Start of GIVEN RECORDS

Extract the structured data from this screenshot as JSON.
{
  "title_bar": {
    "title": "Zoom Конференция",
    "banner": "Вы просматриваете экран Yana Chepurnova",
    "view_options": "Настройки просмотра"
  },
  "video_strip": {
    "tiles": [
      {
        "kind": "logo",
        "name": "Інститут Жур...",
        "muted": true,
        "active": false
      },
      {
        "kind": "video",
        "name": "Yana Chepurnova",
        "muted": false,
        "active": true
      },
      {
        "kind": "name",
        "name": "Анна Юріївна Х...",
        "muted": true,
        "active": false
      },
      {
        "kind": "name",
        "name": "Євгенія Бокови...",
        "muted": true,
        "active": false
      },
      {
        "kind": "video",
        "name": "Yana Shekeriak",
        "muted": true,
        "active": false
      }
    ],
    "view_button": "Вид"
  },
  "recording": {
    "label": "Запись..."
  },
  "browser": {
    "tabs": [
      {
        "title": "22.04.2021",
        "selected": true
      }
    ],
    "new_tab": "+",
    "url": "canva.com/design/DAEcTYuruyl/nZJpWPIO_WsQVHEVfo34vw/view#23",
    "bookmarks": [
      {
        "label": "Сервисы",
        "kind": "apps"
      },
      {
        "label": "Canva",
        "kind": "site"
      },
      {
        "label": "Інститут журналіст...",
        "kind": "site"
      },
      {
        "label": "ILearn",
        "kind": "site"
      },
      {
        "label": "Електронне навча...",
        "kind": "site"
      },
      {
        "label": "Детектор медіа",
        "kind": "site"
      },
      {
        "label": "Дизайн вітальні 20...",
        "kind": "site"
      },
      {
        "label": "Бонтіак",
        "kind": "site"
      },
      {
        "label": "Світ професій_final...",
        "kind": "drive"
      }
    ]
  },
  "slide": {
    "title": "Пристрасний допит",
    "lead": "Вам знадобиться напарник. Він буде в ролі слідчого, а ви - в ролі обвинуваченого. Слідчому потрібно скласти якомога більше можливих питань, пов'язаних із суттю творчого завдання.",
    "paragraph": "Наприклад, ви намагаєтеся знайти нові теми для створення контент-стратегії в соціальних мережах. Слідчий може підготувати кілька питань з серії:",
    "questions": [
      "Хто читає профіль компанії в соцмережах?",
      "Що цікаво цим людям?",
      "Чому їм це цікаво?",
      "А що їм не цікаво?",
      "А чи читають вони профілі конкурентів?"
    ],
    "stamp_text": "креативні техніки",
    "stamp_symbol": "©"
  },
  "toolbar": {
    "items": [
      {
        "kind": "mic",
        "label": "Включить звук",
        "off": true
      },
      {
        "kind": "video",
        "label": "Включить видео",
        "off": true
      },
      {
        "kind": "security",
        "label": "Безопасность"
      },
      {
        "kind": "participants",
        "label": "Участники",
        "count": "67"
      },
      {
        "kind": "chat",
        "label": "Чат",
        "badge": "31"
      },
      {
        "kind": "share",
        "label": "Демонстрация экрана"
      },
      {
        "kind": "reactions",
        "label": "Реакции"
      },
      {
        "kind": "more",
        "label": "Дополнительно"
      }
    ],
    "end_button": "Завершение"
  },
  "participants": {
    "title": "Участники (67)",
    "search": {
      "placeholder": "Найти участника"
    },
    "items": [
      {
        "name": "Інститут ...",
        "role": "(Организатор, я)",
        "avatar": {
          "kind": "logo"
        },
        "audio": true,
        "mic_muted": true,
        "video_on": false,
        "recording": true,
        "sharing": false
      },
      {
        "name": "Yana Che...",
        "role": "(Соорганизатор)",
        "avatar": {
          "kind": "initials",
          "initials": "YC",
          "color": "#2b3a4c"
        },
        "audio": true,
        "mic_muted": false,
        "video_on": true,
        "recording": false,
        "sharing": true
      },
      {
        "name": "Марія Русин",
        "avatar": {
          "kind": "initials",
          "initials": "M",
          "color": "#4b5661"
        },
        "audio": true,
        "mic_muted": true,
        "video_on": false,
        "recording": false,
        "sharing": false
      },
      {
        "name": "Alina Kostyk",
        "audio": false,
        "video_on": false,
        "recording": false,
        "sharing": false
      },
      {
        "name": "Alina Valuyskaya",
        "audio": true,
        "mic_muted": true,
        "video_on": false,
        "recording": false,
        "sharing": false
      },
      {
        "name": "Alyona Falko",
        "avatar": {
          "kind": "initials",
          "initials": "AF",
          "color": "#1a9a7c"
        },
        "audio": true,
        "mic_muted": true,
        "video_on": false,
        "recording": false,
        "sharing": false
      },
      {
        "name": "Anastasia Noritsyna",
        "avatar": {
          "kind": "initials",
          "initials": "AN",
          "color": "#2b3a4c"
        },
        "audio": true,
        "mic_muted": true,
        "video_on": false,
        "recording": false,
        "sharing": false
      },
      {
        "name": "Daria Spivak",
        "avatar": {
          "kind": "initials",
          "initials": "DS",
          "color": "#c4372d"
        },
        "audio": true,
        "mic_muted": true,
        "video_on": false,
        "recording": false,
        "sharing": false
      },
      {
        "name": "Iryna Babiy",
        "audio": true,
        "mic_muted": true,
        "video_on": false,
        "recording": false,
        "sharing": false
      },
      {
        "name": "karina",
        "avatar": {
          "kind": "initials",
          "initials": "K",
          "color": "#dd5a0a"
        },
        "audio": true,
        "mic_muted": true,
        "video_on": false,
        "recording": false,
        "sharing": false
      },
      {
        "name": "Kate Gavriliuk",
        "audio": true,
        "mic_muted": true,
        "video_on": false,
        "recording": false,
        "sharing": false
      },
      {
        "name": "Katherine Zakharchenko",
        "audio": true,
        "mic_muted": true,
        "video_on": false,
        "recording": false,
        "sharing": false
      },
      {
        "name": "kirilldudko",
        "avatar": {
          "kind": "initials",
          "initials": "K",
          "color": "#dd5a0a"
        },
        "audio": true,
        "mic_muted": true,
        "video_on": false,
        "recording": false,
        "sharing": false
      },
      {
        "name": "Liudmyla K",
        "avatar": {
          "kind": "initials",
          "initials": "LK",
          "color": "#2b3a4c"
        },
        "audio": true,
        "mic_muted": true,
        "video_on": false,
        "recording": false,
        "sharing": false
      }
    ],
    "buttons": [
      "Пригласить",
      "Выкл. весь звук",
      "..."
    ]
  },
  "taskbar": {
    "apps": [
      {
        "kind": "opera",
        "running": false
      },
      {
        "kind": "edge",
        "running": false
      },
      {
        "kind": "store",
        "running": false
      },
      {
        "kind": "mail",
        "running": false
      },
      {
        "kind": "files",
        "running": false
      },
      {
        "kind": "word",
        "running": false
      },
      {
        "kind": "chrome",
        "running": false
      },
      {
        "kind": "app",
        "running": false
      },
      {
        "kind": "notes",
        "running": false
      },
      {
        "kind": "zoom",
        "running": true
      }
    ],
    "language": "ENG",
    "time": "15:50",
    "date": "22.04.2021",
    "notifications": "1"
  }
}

End of GIVEN RECORDS

WRITTEN TASK: Repeat the records above exactly, from the first line to the last.

WRITTEN REPLY:
Extract the structured data from this screenshot as JSON.
{
  "title_bar": {
    "title": "Zoom Конференция",
    "banner": "Вы просматриваете экран Yana Chepurnova",
    "view_options": "Настройки просмотра"
  },
  "video_strip": {
    "tiles": [
      {
        "kind": "logo",
        "name": "Інститут Жур...",
        "muted": true,
        "active": false
      },
      {
        "kind": "video",
        "name": "Yana Chepurnova",
        "muted": false,
        "active": true
      },
      {
        "kind": "name",
        "name": "Анна Юріївна Х...",
        "muted": true,
        "active": false
      },
      {
        "kind": "name",
        "name": "Євгенія Бокови...",
        "muted": true,
        "active": false
      },
      {
        "kind": "video",
        "name": "Yana Shekeriak",
        "muted": true,
        "active": false
      }
    ],
    "view_button": "Вид"
  },
  "recording": {
    "label": "Запись..."
  },
  "browser": {
    "tabs": [
      {
        "title": "22.04.2021",
        "selected": true
      }
    ],
    "new_tab": "+",
    "url": "canva.com/design/DAEcTYuruyl/nZJpWPIO_WsQVHEVfo34vw/view#23",
    "bookmarks": [
      {
        "label": "Сервисы",
        "kind": "apps"
      },
      {
        "label": "Canva",
        "kind": "site"
      },
      {
        "label": "Інститут журналіст...",
        "kind": "site"
      },
      {
        "label": "ILearn",
        "kind": "site"
      },
      {
        "label": "Електронне навча...",
        "kind": "site"
      },
      {
        "label": "Детектор медіа",
        "kind": "site"
      },
      {
        "label": "Дизайн вітальні 20...",
        "kind": "site"
      },
      {
        "label": "Бонтіак",
        "kind": "site"
      },
      {
        "label": "Світ професій_final...",
        "kind": "drive"
      }
    ]
  },
  "slide": {
    "title": "Пристрасний допит",
    "lead": "Вам знадобиться напарник. Він буде в ролі слідчого, а ви - в ролі обвинуваченого. Слідчому потрібно скласти якомога більше можливих питань, пов'язаних із суттю творчого завдання.",
    "paragraph": "Наприклад, ви намагаєтеся знайти нові теми для створення контент-стратегії в соціальних мережах. Слідчий може підготувати кілька питань з серії:",
    "questions": [
      "Хто читає профіль компанії в соцмережах?",
      "Що цікаво цим людям?",
      "Чому їм це цікаво?",
      "А що їм не цікаво?",
      "А чи читають вони профілі конкурентів?"
    ],
    "stamp_text": "креативні техніки",
    "stamp_symbol": "©"
  },
  "toolbar": {
    "items": [
      {
        "kind": "mic",
        "label": "Включить звук",
        "off": true
      },
      {
        "kind": "video",
        "label": "Включить видео",
        "off": true
      },
      {
        "kind": "security",
        "label": "Безопасность"
      },
      {
        "kind": "participants",
        "label": "Участники",
        "count": "67"
      },
      {
        "kind": "chat",
        "label": "Чат",
        "badge": "31"
      },
      {
        "kind": "share",
        "label": "Демонстрация экрана"
      },
      {
        "kind": "reactions",
        "label": "Реакции"
      },
      {
        "kind": "more",
        "label": "Дополнительно"
      }
    ],
    "end_button": "Завершение"
  },
  "participants": {
    "title": "Участники (67)",
    "search": {
      "placeholder": "Найти участника"
    },
    "items": [
      {
        "name": "Інститут ...",
        "role": "(Организатор, я)",
        "avatar": {
          "kind": "logo"
        },
        "audio": true,
        "mic_muted": true,
        "video_on": false,
        "recording": true,
        "sharing": false
      },
      {
        "name": "Yana Che...",
        "role": "(Соорганизатор)",
        "avatar": {
          "kind": "initials",
          "initials": "YC",
          "color": "#2b3a4c"
        },
        "audio": true,
        "mic_muted": false,
        "video_on": true,
        "recording": false,
        "sharing": true
      },
      {
        "name": "Марія Русин",
        "avatar": {
          "kind": "initials",
          "initials": "M",
          "color": "#4b5661"
        },
        "audio": true,
        "mic_muted": true,
        "video_on": false,
        "recording": false,
        "sharing": false
      },
      {
        "name": "Alina Kostyk",
        "audio": false,
        "video_on": false,
        "recording": false,
        "sharing": false
      },
      {
        "name": "Alina Valuyskaya",
        "audio": true,
        "mic_muted": true,
        "video_on": false,
        "recording": false,
        "sharing": false
      },
      {
        "name": "Alyona Falko",
        "avatar": {
          "kind": "initials",
          "initials": "AF",
          "color": "#1a9a7c"
        },
        "audio": true,
        "mic_muted": true,
        "video_on": false,
        "recording": false,
        "sharing": false
      },
      {
        "name": "Anastasia Noritsyna",
        "avatar": {
          "kind": "initials",
          "initials": "AN",
          "color": "#2b3a4c"
        },
        "audio": true,
        "mic_muted": true,
        "video_on": false,
        "recording": false,
        "sharing": false
      },
      {
        "name": "Daria Spivak",
        "avatar": {
          "kind": "initials",
          "initials": "DS",
          "color": "#c4372d"
        },
        "audio": true,
        "mic_muted": true,
        "video_on": false,
        "recording": false,
        "sharing": false
      },
      {
        "name": "Iryna Babiy",
        "audio": true,
        "mic_muted": true,
        "video_on": false,
        "recording": false,
        "sharing": false
      },
      {
        "name": "karina",
        "avatar": {
          "kind": "initials",
          "initials": "K",
          "color": "#dd5a0a"
        },
        "audio": true,
        "mic_muted": true,
        "video_on": false,
        "recording": false,
        "sharing": false
      },
      {
        "name": "Kate Gavriliuk",
        "audio": true,
        "mic_muted": true,
        "video_on": false,
        "recording": false,
        "sharing": false
      },
      {
        "name": "Katherine Zakharchenko",
        "audio": true,
        "mic_muted": true,
        "video_on": false,
        "recording": false,
        "sharing": false
      },
      {
        "name": "kirilldudko",
        "avatar": {
          "kind": "initials",
          "initials": "K",
          "color": "#dd5a0a"
        },
        "audio": true,
        "mic_muted": true,
        "video_on": false,
        "recording": false,
        "sharing": false
      },
      {
        "name": "Liudmyla K",
        "avatar": {
          "kind": "initials",
          "initials": "LK",
          "color": "#2b3a4c"
        },
        "audio": true,
        "mic_muted": true,
        "video_on": false,
        "recording": false,
        "sharing": false
      }
    ],
    "buttons": [
      "Пригласить",
      "Выкл. весь звук",
      "..."
    ]
  },
  "taskbar": {
    "apps": [
      {
        "kind": "opera",
        "running": false
      },
      {
        "kind": "edge",
        "running": false
      },
      {
        "kind": "store",
        "running": false
      },
      {
        "kind": "mail",
        "running": false
      },
      {
        "kind": "files",
        "running": false
      },
      {
        "kind": "word",
        "running": false
      },
      {
        "kind": "chrome",
        "running": false
      },
      {
        "kind": "app",
        "running": false
      },
      {
        "kind": "notes",
        "running": false
      },
      {
        "kind": "zoom",
        "running": true
      }
    ],
    "language": "ENG",
    "time": "15:50",
    "date": "22.04.2021",
    "notifications": "1"
  }
}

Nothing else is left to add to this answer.